### WHAT IS ASKED
Determine how many lines of the records include "color", and answer with the number alone.

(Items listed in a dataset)
· · · · · · ·

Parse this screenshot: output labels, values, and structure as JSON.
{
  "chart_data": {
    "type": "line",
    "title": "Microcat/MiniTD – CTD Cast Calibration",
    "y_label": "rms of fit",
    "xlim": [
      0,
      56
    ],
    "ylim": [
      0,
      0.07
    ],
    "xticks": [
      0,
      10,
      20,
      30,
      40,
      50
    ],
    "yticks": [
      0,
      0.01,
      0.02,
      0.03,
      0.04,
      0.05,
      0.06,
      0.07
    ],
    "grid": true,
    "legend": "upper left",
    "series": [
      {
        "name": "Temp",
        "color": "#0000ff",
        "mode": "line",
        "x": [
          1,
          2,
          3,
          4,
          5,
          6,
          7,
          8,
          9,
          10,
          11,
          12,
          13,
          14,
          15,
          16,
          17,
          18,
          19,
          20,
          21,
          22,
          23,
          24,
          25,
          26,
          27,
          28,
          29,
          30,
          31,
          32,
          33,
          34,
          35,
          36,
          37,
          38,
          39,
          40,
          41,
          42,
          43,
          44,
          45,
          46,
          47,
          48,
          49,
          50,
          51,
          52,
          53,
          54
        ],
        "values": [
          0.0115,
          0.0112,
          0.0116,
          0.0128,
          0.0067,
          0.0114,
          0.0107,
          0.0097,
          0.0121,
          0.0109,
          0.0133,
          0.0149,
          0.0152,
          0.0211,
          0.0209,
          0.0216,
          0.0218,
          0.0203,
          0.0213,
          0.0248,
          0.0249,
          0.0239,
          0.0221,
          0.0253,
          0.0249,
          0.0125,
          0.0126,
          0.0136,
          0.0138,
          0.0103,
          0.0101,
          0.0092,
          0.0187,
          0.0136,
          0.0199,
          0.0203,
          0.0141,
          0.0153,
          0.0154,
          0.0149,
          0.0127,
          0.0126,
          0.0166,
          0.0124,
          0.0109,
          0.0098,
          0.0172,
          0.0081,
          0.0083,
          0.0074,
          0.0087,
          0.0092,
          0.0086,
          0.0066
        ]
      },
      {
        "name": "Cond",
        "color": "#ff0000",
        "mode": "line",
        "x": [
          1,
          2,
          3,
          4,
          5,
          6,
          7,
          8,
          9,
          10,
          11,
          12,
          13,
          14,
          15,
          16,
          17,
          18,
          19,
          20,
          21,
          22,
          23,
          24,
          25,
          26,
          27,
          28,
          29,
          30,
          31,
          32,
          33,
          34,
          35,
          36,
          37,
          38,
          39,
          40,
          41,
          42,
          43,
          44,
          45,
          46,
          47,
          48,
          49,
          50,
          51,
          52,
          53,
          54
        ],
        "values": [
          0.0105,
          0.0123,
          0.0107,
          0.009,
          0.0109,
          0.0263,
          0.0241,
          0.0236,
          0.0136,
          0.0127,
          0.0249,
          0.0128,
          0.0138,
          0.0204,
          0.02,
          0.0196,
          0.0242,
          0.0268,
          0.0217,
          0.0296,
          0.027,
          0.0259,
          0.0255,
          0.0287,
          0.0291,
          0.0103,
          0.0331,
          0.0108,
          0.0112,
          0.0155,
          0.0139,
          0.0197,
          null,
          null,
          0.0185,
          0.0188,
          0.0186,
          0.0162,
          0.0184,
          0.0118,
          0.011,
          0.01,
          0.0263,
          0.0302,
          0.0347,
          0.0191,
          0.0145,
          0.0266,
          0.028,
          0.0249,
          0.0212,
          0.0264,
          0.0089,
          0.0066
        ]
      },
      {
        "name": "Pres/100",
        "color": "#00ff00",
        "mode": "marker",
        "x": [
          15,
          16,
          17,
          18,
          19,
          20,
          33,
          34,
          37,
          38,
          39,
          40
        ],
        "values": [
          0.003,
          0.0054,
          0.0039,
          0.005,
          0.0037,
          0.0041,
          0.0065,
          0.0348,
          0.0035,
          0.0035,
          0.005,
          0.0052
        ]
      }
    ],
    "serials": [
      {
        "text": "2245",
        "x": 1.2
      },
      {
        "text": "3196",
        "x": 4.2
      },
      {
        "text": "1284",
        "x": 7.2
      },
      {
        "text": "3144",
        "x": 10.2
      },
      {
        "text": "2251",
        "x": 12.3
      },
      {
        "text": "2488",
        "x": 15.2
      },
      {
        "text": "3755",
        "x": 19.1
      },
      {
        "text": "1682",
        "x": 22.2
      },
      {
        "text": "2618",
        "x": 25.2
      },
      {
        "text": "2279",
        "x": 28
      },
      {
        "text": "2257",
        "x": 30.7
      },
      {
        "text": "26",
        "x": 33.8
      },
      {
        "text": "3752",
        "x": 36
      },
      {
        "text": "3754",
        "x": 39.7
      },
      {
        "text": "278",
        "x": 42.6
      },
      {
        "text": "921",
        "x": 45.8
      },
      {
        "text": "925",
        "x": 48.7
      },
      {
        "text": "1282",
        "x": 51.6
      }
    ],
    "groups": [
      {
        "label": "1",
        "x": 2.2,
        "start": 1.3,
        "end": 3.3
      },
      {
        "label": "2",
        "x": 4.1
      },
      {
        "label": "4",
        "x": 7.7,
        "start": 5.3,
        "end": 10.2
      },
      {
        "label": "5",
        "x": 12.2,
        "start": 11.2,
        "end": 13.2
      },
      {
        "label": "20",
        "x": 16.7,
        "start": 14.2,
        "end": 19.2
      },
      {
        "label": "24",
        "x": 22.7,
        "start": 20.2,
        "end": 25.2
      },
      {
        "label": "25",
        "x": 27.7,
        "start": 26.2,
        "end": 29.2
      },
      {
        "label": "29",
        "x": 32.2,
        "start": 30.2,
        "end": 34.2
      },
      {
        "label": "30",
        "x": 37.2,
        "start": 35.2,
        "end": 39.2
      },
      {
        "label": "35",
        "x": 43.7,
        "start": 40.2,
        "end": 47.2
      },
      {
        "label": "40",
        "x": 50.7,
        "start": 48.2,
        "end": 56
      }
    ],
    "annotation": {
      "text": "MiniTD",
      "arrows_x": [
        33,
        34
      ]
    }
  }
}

· · · · · · ·

### WRITTEN RESPONSE
3